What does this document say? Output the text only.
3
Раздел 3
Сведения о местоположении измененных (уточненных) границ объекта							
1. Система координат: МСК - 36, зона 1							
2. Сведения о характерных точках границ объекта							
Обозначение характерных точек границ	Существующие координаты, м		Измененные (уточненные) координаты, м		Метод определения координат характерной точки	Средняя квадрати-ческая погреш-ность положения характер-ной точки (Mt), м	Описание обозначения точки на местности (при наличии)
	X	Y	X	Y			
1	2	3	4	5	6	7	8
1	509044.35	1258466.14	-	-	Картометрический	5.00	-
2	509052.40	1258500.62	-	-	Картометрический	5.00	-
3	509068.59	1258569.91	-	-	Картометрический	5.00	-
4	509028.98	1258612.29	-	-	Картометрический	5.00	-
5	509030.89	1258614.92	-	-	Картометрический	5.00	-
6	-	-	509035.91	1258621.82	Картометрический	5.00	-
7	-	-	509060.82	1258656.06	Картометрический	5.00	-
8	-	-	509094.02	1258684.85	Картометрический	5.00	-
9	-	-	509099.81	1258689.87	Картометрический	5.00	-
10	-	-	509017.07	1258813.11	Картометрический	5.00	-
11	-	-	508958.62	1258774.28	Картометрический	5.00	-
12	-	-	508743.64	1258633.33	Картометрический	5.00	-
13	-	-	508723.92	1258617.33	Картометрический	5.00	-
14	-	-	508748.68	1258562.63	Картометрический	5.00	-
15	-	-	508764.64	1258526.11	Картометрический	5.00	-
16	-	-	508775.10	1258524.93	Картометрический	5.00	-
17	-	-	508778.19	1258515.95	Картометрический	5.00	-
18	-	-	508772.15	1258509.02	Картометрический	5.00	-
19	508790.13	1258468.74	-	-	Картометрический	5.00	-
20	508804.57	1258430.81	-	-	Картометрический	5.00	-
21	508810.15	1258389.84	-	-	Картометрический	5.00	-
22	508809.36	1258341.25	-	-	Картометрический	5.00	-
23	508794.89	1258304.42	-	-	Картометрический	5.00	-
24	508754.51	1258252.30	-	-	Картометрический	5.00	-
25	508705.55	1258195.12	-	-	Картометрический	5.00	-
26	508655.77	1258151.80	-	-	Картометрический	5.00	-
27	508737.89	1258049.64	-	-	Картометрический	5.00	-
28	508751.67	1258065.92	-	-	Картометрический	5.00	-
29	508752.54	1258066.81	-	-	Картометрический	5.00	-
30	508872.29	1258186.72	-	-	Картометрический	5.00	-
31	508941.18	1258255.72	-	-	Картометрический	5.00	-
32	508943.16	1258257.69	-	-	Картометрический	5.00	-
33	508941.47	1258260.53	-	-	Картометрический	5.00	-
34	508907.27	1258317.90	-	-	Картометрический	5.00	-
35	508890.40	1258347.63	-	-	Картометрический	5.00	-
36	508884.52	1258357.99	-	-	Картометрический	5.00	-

○ ○ ○ ○ ○

Search the material above for "границ". Pull out each line where it shows up.

* REPLY TO THE EXERCISE:
Сведения о местоположении измененных (уточненных) границ объекта							
2. Сведения о характерных точках границ объекта							
Обозначение характерных точек границ	Существующие координаты, м		Измененные (уточненные) координаты, м		Метод определения координат характерной точки	Средняя квадрати-ческая погреш-ность положения характер-ной точки (Mt), м	Описание обозначения точки на местности (при наличии)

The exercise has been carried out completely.